• **WHAT IS EXPECTED**
Reproduce the material in full, exactly as written.

• **DATA SECTION**
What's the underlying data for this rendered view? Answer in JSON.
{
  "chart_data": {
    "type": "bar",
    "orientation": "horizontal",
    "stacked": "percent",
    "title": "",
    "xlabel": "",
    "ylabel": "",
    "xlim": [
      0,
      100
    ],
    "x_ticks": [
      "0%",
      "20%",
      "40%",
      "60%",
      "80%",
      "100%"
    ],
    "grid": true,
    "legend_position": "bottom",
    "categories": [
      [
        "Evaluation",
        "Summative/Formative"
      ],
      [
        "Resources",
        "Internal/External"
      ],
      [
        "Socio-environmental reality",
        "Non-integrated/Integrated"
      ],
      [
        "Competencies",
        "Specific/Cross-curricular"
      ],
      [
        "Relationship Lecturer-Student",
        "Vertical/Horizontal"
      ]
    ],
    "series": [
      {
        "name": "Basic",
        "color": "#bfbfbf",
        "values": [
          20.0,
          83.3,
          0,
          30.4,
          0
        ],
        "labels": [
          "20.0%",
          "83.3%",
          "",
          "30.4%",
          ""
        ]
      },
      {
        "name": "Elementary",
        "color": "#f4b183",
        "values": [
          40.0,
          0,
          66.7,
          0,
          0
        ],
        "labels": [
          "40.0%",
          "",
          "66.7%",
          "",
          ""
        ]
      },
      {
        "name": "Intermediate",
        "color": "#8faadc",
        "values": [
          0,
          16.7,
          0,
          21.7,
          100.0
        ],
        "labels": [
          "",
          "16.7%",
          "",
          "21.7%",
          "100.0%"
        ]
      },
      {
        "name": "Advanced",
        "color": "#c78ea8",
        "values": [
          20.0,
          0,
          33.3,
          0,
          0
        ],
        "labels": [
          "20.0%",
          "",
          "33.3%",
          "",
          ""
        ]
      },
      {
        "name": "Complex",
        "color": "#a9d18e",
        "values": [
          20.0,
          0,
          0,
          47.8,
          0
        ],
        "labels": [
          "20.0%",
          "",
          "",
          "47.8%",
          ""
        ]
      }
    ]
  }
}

• **ANSWER TO THIS PROBLEM**
What's the underlying data for this rendered view? Answer in JSON.
{
  "chart_data": {
    "type": "bar",
    "orientation": "horizontal",
    "stacked": "percent",
    "title": "",
    "xlabel": "",
    "ylabel": "",
    "xlim": [
      0,
      100
    ],
    "x_ticks": [
      "0%",
      "20%",
      "40%",
      "60%",
      "80%",
      "100%"
    ],
    "grid": true,
    "legend_position": "bottom",
    "categories": [
      [
        "Evaluation",
        "Summative/Formative"
      ],
      [
        "Resources",
        "Internal/External"
      ],
      [
        "Socio-environmental reality",
        "Non-integrated/Integrated"
      ],
      [
        "Competencies",
        "Specific/Cross-curricular"
      ],
      [
        "Relationship Lecturer-Student",
        "Vertical/Horizontal"
      ]
    ],
    "series": [
      {
        "name": "Basic",
        "color": "#bfbfbf",
        "values": [
          20.0,
          83.3,
          0,
          30.4,
          0
        ],
        "labels": [
          "20.0%",
          "83.3%",
          "",
          "30.4%",
          ""
        ]
      },
      {
        "name": "Elementary",
        "color": "#f4b183",
        "values": [
          40.0,
          0,
          66.7,
          0,
          0
        ],
        "labels": [
          "40.0%",
          "",
          "66.7%",
          "",
          ""
        ]
      },
      {
        "name": "Intermediate",
        "color": "#8faadc",
        "values": [
          0,
          16.7,
          0,
          21.7,
          100.0
        ],
        "labels": [
          "",
          "16.7%",
          "",
          "21.7%",
          "100.0%"
        ]
      },
      {
        "name": "Advanced",
        "color": "#c78ea8",
        "values": [
          20.0,
          0,
          33.3,
          0,
          0
        ],
        "labels": [
          "20.0%",
          "",
          "33.3%",
          "",
          ""
        ]
      },
      {
        "name": "Complex",
        "color": "#a9d18e",
        "values": [
          20.0,
          0,
          0,
          47.8,
          0
        ],
        "labels": [
          "20.0%",
          "",
          "",
          "47.8%",
          ""
        ]
      }
    ]
  }
}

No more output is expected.